**PROVIDED RECORDS:**

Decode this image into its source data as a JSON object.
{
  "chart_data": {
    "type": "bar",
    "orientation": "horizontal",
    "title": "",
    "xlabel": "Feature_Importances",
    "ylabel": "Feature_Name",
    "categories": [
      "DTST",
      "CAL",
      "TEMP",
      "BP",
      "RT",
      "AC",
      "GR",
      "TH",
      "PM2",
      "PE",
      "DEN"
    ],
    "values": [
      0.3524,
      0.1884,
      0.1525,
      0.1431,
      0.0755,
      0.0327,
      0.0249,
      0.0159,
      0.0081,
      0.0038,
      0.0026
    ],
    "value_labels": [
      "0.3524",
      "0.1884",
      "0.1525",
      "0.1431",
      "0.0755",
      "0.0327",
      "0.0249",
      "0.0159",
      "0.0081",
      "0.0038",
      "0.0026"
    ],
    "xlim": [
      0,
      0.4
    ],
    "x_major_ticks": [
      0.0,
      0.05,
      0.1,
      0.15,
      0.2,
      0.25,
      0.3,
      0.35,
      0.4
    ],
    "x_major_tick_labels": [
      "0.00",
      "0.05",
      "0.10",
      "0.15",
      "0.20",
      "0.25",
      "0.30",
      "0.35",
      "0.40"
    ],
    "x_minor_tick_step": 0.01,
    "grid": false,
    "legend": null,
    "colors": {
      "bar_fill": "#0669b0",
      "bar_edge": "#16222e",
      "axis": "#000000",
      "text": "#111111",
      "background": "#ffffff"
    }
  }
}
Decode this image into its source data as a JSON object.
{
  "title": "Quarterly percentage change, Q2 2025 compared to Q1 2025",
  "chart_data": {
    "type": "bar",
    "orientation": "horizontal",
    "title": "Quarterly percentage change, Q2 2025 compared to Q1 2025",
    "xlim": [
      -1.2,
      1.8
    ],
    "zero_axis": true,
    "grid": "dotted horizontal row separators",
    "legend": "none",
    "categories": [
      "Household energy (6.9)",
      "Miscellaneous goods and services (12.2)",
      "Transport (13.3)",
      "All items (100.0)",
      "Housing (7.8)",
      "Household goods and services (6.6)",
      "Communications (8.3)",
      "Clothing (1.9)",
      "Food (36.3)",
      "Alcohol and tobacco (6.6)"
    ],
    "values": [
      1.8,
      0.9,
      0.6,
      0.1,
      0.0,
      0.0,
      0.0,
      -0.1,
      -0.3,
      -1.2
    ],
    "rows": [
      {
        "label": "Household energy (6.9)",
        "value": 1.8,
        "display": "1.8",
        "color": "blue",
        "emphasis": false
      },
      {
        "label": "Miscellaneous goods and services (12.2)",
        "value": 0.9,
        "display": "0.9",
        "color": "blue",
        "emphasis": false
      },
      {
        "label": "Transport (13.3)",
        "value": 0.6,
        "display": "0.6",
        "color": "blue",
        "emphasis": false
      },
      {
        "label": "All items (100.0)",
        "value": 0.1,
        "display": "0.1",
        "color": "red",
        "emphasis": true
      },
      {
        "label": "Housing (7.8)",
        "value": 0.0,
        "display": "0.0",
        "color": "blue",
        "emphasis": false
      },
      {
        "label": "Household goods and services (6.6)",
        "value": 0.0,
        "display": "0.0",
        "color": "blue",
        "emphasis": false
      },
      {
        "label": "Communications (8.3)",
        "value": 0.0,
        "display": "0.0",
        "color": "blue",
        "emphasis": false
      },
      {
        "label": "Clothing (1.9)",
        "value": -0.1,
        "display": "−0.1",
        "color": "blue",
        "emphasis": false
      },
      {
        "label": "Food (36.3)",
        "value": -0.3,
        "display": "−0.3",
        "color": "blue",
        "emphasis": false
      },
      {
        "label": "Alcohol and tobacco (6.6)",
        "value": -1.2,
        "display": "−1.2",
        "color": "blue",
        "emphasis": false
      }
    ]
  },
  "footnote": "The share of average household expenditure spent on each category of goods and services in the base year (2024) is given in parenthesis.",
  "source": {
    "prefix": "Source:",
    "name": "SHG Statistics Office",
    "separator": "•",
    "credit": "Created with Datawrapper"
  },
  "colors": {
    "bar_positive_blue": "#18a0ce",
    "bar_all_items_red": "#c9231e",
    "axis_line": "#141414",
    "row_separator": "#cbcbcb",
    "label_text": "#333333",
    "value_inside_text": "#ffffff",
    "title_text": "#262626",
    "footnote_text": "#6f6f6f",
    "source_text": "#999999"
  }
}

**INSTRUCTIONS FOR THE TASK:**
What do the records say? Quote them all exactly.

**CORRECT OUTPUT:**
Decode this image into its source data as a JSON object.
{
  "chart_data": {
    "type": "bar",
    "orientation": "horizontal",
    "title": "",
    "xlabel": "Feature_Importances",
    "ylabel": "Feature_Name",
    "categories": [
      "DTST",
      "CAL",
      "TEMP",
      "BP",
      "RT",
      "AC",
      "GR",
      "TH",
      "PM2",
      "PE",
      "DEN"
    ],
    "values": [
      0.3524,
      0.1884,
      0.1525,
      0.1431,
      0.0755,
      0.0327,
      0.0249,
      0.0159,
      0.0081,
      0.0038,
      0.0026
    ],
    "value_labels": [
      "0.3524",
      "0.1884",
      "0.1525",
      "0.1431",
      "0.0755",
      "0.0327",
      "0.0249",
      "0.0159",
      "0.0081",
      "0.0038",
      "0.0026"
    ],
    "xlim": [
      0,
      0.4
    ],
    "x_major_ticks": [
      0.0,
      0.05,
      0.1,
      0.15,
      0.2,
      0.25,
      0.3,
      0.35,
      0.4
    ],
    "x_major_tick_labels": [
      "0.00",
      "0.05",
      "0.10",
      "0.15",
      "0.20",
      "0.25",
      "0.30",
      "0.35",
      "0.40"
    ],
    "x_minor_tick_step": 0.01,
    "grid": false,
    "legend": null,
    "colors": {
      "bar_fill": "#0669b0",
      "bar_edge": "#16222e",
      "axis": "#000000",
      "text": "#111111",
      "background": "#ffffff"
    }
  }
}
Decode this image into its source data as a JSON object.
{
  "title": "Quarterly percentage change, Q2 2025 compared to Q1 2025",
  "chart_data": {
    "type": "bar",
    "orientation": "horizontal",
    "title": "Quarterly percentage change, Q2 2025 compared to Q1 2025",
    "xlim": [
      -1.2,
      1.8
    ],
    "zero_axis": true,
    "grid": "dotted horizontal row separators",
    "legend": "none",
    "categories": [
      "Household energy (6.9)",
      "Miscellaneous goods and services (12.2)",
      "Transport (13.3)",
      "All items (100.0)",
      "Housing (7.8)",
      "Household goods and services (6.6)",
      "Communications (8.3)",
      "Clothing (1.9)",
      "Food (36.3)",
      "Alcohol and tobacco (6.6)"
    ],
    "values": [
      1.8,
      0.9,
      0.6,
      0.1,
      0.0,
      0.0,
      0.0,
      -0.1,
      -0.3,
      -1.2
    ],
    "rows": [
      {
        "label": "Household energy (6.9)",
        "value": 1.8,
        "display": "1.8",
        "color": "blue",
        "emphasis": false
      },
      {
        "label": "Miscellaneous goods and services (12.2)",
        "value": 0.9,
        "display": "0.9",
        "color": "blue",
        "emphasis": false
      },
      {
        "label": "Transport (13.3)",
        "value": 0.6,
        "display": "0.6",
        "color": "blue",
        "emphasis": false
      },
      {
        "label": "All items (100.0)",
        "value": 0.1,
        "display": "0.1",
        "color": "red",
        "emphasis": true
      },
      {
        "label": "Housing (7.8)",
        "value": 0.0,
        "display": "0.0",
        "color": "blue",
        "emphasis": false
      },
      {
        "label": "Household goods and services (6.6)",
        "value": 0.0,
        "display": "0.0",
        "color": "blue",
        "emphasis": false
      },
      {
        "label": "Communications (8.3)",
        "value": 0.0,
        "display": "0.0",
        "color": "blue",
        "emphasis": false
      },
      {
        "label": "Clothing (1.9)",
        "value": -0.1,
        "display": "−0.1",
        "color": "blue",
        "emphasis": false
      },
      {
        "label": "Food (36.3)",
        "value": -0.3,
        "display": "−0.3",
        "color": "blue",
        "emphasis": false
      },
      {
        "label": "Alcohol and tobacco (6.6)",
        "value": -1.2,
        "display": "−1.2",
        "color": "blue",
        "emphasis": false
      }
    ]
  },
  "footnote": "The share of average household expenditure spent on each category of goods and services in the base year (2024) is given in parenthesis.",
  "source": {
    "prefix": "Source:",
    "name": "SHG Statistics Office",
    "separator": "•",
    "credit": "Created with Datawrapper"
  },
  "colors": {
    "bar_positive_blue": "#18a0ce",
    "bar_all_items_red": "#c9231e",
    "axis_line": "#141414",
    "row_separator": "#cbcbcb",
    "label_text": "#333333",
    "value_inside_text": "#ffffff",
    "title_text": "#262626",
    "footnote_text": "#6f6f6f",
    "source_text": "#999999"
  }
}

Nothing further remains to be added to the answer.